- [SOURCE DOCUMENT]:
Segment Open
Burkina Faso’s Ibrahim Traoré is remaking his nation, and in the process, making enemies in the West.

Since taking power in 2022, the young military leader has expelled French troops, ejected Western corporations, and aligned his country with Russia, Cuba, and Venezuela.

Promoting pan-African unity and national self-reliance while surviving coup attempts, Traoré, 37, is positioning himself as a radical anti-imperialist and has drawn fire from Washington and Paris. MintPress News explores the project underway in Ouagadougou and the global forces trying to stop it.

Traoré in the Crosshairs

According to government statements, Traoré narrowly survived a foreign-orchestrated coup attempt last month. Security Minister Mahamadou Sana said that the military junta foiled a “major plot” to storm the presidential palace on April 16.

The plotters, he said, were based in Ivory Coast, a Washington-backed neighbor where American military presence has recently expanded. Ever since he took power in a military coup in September 2022, Traoré has been drawing criticism from Western governments, not least the United States.

On April 3, General Michael Langley, commander of U.S. Africa Command (AFRICOM), spoke before the U.S. Senate, accusing the Burkinabe leader of corruption and helping Russia and China establish an imperial foothold in Africa. AFRICOM, the Pentagon’s regional command for Africa, coordinates U.S. military operations, intelligence gathering, and security partnerships across the continent, often framed as counterterrorism operations.

On the day of the coup, the U.S. embassy changed its travel guidelines for Burkina Faso to “do not travel.” Langley reportedly met with Ivorian Defense Minister Téné Birahima Ouattara numerous times this year, both before and after the coup.

Langley, left, in September 2022, on a visit to the Sahel. (DoD, Alexandra Longfellow)
Segment Closed
- [RECORDS SUPPLIED]:
Segment Open
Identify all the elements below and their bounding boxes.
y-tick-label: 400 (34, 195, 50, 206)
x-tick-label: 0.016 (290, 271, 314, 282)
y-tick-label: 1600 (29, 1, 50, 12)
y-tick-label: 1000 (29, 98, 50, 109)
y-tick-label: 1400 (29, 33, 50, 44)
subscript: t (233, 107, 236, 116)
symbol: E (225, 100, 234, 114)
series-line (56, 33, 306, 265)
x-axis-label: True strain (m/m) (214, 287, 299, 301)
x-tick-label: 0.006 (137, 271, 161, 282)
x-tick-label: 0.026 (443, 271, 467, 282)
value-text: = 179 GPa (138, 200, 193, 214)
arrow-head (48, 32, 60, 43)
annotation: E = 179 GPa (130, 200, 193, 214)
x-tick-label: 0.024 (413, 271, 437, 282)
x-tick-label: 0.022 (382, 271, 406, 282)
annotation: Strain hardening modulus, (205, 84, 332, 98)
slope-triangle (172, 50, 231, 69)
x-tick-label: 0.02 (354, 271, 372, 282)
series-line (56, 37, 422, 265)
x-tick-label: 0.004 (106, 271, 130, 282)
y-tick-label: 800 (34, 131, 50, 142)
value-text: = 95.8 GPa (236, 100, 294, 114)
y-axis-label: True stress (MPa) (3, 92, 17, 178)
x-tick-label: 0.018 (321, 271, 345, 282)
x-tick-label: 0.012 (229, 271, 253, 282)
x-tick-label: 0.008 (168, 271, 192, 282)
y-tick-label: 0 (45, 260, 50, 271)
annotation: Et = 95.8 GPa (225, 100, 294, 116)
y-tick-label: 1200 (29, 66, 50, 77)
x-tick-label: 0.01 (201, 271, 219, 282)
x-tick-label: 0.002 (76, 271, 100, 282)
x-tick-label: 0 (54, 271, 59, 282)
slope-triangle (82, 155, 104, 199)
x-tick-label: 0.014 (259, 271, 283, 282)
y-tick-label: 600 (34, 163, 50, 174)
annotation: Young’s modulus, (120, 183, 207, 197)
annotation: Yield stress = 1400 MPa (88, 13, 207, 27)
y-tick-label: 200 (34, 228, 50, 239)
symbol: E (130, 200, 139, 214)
Segment Closed
- [EXPLORE THE MATERIAL]:
A. Reproduce the article on Burkina Faso's Ibrahim Traoré from "Since taking power" to "Cuba, and Venezuela.".
B. In the article on Burkina Faso's Ibrahim Traoré, who spoke before the U.S. Senate on April 3?
The records were taken from a separate source and are unrelated to the text.

- [YOUR RESPONSES]:
A.
Since taking power in 2022, the young military leader has expelled French troops, ejected Western corporations, and aligned his country with Russia, Cuba, and Venezuela.

B. General Michael Langley, commander of U.S. Africa Command (AFRICOM).